Every entry that follows should be reproduced exactly.

Records from a collection of figures:
================
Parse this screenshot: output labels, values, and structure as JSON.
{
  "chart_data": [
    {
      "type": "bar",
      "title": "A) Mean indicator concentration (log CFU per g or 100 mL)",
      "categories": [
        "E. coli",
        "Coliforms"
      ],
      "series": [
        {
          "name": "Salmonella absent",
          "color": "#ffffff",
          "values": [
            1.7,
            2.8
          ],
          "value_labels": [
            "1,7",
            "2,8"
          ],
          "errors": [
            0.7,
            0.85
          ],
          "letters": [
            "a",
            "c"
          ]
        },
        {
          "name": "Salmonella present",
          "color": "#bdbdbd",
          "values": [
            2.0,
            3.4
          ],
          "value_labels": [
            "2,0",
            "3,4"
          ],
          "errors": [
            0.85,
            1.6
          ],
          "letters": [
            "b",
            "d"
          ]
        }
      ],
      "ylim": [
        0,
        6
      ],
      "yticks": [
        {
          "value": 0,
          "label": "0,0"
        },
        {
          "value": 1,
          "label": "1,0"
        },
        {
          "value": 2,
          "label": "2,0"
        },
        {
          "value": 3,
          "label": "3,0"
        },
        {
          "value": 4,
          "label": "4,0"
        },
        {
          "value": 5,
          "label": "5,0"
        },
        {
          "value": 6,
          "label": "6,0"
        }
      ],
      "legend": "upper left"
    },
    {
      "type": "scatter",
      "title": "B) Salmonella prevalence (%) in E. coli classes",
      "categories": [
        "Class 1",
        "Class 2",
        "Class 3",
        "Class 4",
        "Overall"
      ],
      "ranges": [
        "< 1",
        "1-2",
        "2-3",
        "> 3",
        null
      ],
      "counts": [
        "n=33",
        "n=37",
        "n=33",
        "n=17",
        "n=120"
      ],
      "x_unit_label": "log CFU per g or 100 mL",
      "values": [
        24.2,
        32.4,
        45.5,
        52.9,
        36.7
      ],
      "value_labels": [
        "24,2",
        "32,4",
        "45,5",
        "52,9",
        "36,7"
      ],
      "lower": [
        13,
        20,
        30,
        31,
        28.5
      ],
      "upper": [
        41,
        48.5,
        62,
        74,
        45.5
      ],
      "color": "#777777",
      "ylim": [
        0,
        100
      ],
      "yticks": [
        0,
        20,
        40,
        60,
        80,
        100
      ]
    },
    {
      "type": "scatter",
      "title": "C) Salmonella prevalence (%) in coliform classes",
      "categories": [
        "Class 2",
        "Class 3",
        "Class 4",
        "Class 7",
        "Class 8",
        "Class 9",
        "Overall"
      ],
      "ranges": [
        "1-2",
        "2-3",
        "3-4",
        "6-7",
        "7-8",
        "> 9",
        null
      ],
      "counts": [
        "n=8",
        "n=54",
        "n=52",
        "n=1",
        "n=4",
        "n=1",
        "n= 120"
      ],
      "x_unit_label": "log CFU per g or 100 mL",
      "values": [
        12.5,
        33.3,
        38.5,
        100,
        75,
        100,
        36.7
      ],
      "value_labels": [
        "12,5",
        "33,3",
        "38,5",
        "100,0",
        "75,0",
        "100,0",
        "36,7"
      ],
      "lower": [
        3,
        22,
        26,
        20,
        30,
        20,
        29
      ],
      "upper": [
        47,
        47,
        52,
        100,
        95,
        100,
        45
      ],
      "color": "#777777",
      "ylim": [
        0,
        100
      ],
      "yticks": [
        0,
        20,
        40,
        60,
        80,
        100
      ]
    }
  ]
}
================
Response to this task:
Parse this screenshot: output labels, values, and structure as JSON.
{
  "chart_data": [
    {
      "type": "bar",
      "title": "A) Mean indicator concentration (log CFU per g or 100 mL)",
      "categories": [
        "E. coli",
        "Coliforms"
      ],
      "series": [
        {
          "name": "Salmonella absent",
          "color": "#ffffff",
          "values": [
            1.7,
            2.8
          ],
          "value_labels": [
            "1,7",
            "2,8"
          ],
          "errors": [
            0.7,
            0.85
          ],
          "letters": [
            "a",
            "c"
          ]
        },
        {
          "name": "Salmonella present",
          "color": "#bdbdbd",
          "values": [
            2.0,
            3.4
          ],
          "value_labels": [
            "2,0",
            "3,4"
          ],
          "errors": [
            0.85,
            1.6
          ],
          "letters": [
            "b",
            "d"
          ]
        }
      ],
      "ylim": [
        0,
        6
      ],
      "yticks": [
        {
          "value": 0,
          "label": "0,0"
        },
        {
          "value": 1,
          "label": "1,0"
        },
        {
          "value": 2,
          "label": "2,0"
        },
        {
          "value": 3,
          "label": "3,0"
        },
        {
          "value": 4,
          "label": "4,0"
        },
        {
          "value": 5,
          "label": "5,0"
        },
        {
          "value": 6,
          "label": "6,0"
        }
      ],
      "legend": "upper left"
    },
    {
      "type": "scatter",
      "title": "B) Salmonella prevalence (%) in E. coli classes",
      "categories": [
        "Class 1",
        "Class 2",
        "Class 3",
        "Class 4",
        "Overall"
      ],
      "ranges": [
        "< 1",
        "1-2",
        "2-3",
        "> 3",
        null
      ],
      "counts": [
        "n=33",
        "n=37",
        "n=33",
        "n=17",
        "n=120"
      ],
      "x_unit_label": "log CFU per g or 100 mL",
      "values": [
        24.2,
        32.4,
        45.5,
        52.9,
        36.7
      ],
      "value_labels": [
        "24,2",
        "32,4",
        "45,5",
        "52,9",
        "36,7"
      ],
      "lower": [
        13,
        20,
        30,
        31,
        28.5
      ],
      "upper": [
        41,
        48.5,
        62,
        74,
        45.5
      ],
      "color": "#777777",
      "ylim": [
        0,
        100
      ],
      "yticks": [
        0,
        20,
        40,
        60,
        80,
        100
      ]
    },
    {
      "type": "scatter",
      "title": "C) Salmonella prevalence (%) in coliform classes",
      "categories": [
        "Class 2",
        "Class 3",
        "Class 4",
        "Class 7",
        "Class 8",
        "Class 9",
        "Overall"
      ],
      "ranges": [
        "1-2",
        "2-3",
        "3-4",
        "6-7",
        "7-8",
        "> 9",
        null
      ],
      "counts": [
        "n=8",
        "n=54",
        "n=52",
        "n=1",
        "n=4",
        "n=1",
        "n= 120"
      ],
      "x_unit_label": "log CFU per g or 100 mL",
      "values": [
        12.5,
        33.3,
        38.5,
        100,
        75,
        100,
        36.7
      ],
      "value_labels": [
        "12,5",
        "33,3",
        "38,5",
        "100,0",
        "75,0",
        "100,0",
        "36,7"
      ],
      "lower": [
        3,
        22,
        26,
        20,
        30,
        20,
        29
      ],
      "upper": [
        47,
        47,
        52,
        100,
        95,
        100,
        45
      ],
      "color": "#777777",
      "ylim": [
        0,
        100
      ],
      "yticks": [
        0,
        20,
        40,
        60,
        80,
        100
      ]
    }
  ]
}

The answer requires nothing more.